Exercise requirements » Exactly as written, please set down all of the entries again, with no pictures.

Given entries »

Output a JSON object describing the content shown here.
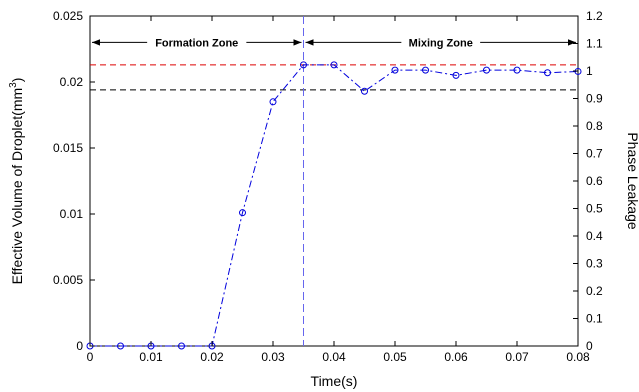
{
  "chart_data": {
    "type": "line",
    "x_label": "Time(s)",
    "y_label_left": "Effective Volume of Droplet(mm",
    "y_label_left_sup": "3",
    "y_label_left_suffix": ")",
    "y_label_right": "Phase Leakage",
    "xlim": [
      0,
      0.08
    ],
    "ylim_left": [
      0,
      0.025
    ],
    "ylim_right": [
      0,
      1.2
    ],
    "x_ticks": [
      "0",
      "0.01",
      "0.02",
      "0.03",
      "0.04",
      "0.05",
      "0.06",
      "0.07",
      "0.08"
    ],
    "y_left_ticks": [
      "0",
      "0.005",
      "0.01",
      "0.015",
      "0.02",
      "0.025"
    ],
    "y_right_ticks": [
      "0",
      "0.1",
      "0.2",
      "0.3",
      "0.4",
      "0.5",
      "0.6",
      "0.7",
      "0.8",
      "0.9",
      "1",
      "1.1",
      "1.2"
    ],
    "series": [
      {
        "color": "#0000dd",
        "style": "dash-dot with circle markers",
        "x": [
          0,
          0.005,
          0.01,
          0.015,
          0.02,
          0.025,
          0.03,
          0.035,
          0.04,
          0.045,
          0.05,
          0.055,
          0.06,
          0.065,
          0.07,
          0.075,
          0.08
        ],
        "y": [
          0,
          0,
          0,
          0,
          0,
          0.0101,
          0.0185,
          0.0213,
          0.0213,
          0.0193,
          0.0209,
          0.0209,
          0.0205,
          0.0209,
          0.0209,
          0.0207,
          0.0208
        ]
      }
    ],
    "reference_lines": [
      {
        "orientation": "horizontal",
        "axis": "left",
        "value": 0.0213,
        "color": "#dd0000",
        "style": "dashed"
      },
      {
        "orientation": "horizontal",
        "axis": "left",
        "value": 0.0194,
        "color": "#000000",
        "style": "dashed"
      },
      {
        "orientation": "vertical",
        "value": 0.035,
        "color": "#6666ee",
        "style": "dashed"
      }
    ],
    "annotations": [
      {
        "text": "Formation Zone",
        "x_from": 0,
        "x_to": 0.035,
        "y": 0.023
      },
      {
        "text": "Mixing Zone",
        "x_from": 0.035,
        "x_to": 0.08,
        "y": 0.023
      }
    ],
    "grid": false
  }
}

Exercise result »
Output a JSON object describing the content shown here.
{
  "chart_data": {
    "type": "line",
    "x_label": "Time(s)",
    "y_label_left": "Effective Volume of Droplet(mm",
    "y_label_left_sup": "3",
    "y_label_left_suffix": ")",
    "y_label_right": "Phase Leakage",
    "xlim": [
      0,
      0.08
    ],
    "ylim_left": [
      0,
      0.025
    ],
    "ylim_right": [
      0,
      1.2
    ],
    "x_ticks": [
      "0",
      "0.01",
      "0.02",
      "0.03",
      "0.04",
      "0.05",
      "0.06",
      "0.07",
      "0.08"
    ],
    "y_left_ticks": [
      "0",
      "0.005",
      "0.01",
      "0.015",
      "0.02",
      "0.025"
    ],
    "y_right_ticks": [
      "0",
      "0.1",
      "0.2",
      "0.3",
      "0.4",
      "0.5",
      "0.6",
      "0.7",
      "0.8",
      "0.9",
      "1",
      "1.1",
      "1.2"
    ],
    "series": [
      {
        "color": "#0000dd",
        "style": "dash-dot with circle markers",
        "x": [
          0,
          0.005,
          0.01,
          0.015,
          0.02,
          0.025,
          0.03,
          0.035,
          0.04,
          0.045,
          0.05,
          0.055,
          0.06,
          0.065,
          0.07,
          0.075,
          0.08
        ],
        "y": [
          0,
          0,
          0,
          0,
          0,
          0.0101,
          0.0185,
          0.0213,
          0.0213,
          0.0193,
          0.0209,
          0.0209,
          0.0205,
          0.0209,
          0.0209,
          0.0207,
          0.0208
        ]
      }
    ],
    "reference_lines": [
      {
        "orientation": "horizontal",
        "axis": "left",
        "value": 0.0213,
        "color": "#dd0000",
        "style": "dashed"
      },
      {
        "orientation": "horizontal",
        "axis": "left",
        "value": 0.0194,
        "color": "#000000",
        "style": "dashed"
      },
      {
        "orientation": "vertical",
        "value": 0.035,
        "color": "#6666ee",
        "style": "dashed"
      }
    ],
    "annotations": [
      {
        "text": "Formation Zone",
        "x_from": 0,
        "x_to": 0.035,
        "y": 0.023
      },
      {
        "text": "Mixing Zone",
        "x_from": 0.035,
        "x_to": 0.08,
        "y": 0.023
      }
    ],
    "grid": false
  }
}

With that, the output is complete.